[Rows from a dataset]
--------------------

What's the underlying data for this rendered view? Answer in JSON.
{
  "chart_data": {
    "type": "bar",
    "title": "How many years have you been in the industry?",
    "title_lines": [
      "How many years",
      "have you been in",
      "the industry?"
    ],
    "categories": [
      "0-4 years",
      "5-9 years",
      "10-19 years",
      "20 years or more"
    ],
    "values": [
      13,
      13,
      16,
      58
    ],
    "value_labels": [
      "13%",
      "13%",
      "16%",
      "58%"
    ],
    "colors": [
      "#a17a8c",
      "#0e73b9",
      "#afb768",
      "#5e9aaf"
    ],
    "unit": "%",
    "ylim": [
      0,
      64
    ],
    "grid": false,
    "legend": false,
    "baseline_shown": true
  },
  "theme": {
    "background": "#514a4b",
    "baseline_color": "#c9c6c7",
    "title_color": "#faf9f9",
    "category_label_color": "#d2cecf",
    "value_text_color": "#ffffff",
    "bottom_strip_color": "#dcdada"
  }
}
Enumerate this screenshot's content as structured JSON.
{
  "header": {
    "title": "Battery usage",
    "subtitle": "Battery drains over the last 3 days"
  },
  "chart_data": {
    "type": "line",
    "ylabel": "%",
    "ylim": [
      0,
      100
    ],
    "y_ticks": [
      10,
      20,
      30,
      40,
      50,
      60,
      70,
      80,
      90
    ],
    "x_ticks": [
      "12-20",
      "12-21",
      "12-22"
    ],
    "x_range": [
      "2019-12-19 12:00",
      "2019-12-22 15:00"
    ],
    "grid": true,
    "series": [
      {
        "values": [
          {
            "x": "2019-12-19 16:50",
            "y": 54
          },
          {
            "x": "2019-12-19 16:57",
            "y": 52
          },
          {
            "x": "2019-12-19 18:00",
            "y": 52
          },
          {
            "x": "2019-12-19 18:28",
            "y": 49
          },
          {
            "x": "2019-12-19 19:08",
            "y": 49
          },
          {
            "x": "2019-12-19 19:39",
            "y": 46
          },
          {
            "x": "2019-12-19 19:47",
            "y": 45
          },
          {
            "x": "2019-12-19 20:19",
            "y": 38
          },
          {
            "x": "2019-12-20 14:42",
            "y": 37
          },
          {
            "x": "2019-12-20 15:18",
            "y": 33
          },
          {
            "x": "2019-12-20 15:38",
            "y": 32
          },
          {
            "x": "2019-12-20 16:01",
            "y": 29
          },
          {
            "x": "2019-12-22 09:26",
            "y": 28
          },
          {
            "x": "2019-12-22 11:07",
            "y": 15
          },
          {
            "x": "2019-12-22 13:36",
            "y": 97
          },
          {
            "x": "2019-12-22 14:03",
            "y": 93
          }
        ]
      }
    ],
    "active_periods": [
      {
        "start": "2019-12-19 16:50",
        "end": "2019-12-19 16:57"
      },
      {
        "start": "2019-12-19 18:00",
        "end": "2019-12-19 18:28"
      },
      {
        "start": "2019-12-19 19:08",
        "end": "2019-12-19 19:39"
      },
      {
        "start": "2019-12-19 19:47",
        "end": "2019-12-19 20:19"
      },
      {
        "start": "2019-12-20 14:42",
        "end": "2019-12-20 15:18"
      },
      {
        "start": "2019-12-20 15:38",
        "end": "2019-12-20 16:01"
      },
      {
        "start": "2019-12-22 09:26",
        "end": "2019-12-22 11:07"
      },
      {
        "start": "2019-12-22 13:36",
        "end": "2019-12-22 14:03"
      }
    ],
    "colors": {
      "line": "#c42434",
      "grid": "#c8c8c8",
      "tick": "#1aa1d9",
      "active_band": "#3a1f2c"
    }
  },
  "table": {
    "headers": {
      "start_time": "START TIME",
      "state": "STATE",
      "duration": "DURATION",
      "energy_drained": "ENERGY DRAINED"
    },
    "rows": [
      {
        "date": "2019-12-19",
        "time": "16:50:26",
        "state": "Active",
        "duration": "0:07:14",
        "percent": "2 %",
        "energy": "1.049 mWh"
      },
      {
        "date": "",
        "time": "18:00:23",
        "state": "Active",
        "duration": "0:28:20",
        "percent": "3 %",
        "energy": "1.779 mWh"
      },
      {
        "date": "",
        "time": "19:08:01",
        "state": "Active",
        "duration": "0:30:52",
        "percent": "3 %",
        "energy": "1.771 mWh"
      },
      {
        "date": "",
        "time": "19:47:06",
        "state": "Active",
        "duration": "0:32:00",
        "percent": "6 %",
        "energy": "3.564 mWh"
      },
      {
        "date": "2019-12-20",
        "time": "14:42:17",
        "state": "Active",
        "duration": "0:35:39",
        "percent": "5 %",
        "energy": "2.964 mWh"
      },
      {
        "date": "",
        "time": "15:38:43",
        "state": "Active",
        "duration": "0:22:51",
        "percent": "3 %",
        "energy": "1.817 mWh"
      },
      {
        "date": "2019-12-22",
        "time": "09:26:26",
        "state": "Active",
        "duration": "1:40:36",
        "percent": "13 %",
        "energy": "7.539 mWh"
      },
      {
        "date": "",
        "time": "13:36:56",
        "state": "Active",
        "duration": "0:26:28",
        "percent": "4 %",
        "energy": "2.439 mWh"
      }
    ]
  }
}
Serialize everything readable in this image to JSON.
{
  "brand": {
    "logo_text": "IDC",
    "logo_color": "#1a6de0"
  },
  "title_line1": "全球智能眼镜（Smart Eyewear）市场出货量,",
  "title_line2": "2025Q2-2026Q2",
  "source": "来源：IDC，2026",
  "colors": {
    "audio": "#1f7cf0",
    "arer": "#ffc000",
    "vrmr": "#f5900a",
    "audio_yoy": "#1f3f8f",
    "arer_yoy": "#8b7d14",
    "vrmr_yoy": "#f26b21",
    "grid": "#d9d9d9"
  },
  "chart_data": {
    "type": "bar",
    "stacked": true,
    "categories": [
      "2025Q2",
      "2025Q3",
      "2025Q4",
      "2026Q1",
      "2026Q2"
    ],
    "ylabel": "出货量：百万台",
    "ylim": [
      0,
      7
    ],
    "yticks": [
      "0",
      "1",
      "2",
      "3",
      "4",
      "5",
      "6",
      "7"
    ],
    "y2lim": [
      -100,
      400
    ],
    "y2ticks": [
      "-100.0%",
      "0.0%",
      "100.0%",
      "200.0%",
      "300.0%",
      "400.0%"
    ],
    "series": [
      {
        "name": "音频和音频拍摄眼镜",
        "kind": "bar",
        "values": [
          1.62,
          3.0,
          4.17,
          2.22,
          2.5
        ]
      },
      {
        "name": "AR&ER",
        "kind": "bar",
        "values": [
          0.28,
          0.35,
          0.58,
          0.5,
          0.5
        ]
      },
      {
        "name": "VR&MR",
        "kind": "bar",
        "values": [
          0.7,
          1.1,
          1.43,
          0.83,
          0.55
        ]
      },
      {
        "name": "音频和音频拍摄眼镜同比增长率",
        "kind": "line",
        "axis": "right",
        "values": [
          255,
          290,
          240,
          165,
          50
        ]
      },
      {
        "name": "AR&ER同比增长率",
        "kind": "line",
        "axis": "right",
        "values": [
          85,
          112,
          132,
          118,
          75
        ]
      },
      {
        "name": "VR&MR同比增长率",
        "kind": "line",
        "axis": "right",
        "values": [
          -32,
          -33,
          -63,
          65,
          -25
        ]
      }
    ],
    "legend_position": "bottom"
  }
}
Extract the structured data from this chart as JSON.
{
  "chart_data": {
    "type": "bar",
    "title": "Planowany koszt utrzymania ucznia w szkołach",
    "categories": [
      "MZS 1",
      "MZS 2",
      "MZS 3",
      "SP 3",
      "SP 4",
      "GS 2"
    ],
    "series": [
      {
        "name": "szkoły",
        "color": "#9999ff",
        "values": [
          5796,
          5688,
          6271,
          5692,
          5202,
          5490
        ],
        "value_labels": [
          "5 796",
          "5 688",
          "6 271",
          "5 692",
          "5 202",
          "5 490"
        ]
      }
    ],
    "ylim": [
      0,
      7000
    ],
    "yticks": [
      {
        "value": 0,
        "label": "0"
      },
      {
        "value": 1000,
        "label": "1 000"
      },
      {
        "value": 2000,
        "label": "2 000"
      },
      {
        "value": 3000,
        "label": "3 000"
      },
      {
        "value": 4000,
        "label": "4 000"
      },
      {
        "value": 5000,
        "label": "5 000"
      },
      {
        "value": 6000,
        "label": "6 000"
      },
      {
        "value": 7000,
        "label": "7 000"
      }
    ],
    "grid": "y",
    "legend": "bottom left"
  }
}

--------------------

WHAT YOU NEED TO DO - Scan the data above; copy every line where "name" appears.

ANSWER TO THIS PROBLEM -
        "name": "音频和音频拍摄眼镜",
        "name": "AR&ER",
        "name": "VR&MR",
        "name": "音频和音频拍摄眼镜同比增长率",
        "name": "AR&ER同比增长率",
        "name": "VR&MR同比增长率",
        "name": "szkoły",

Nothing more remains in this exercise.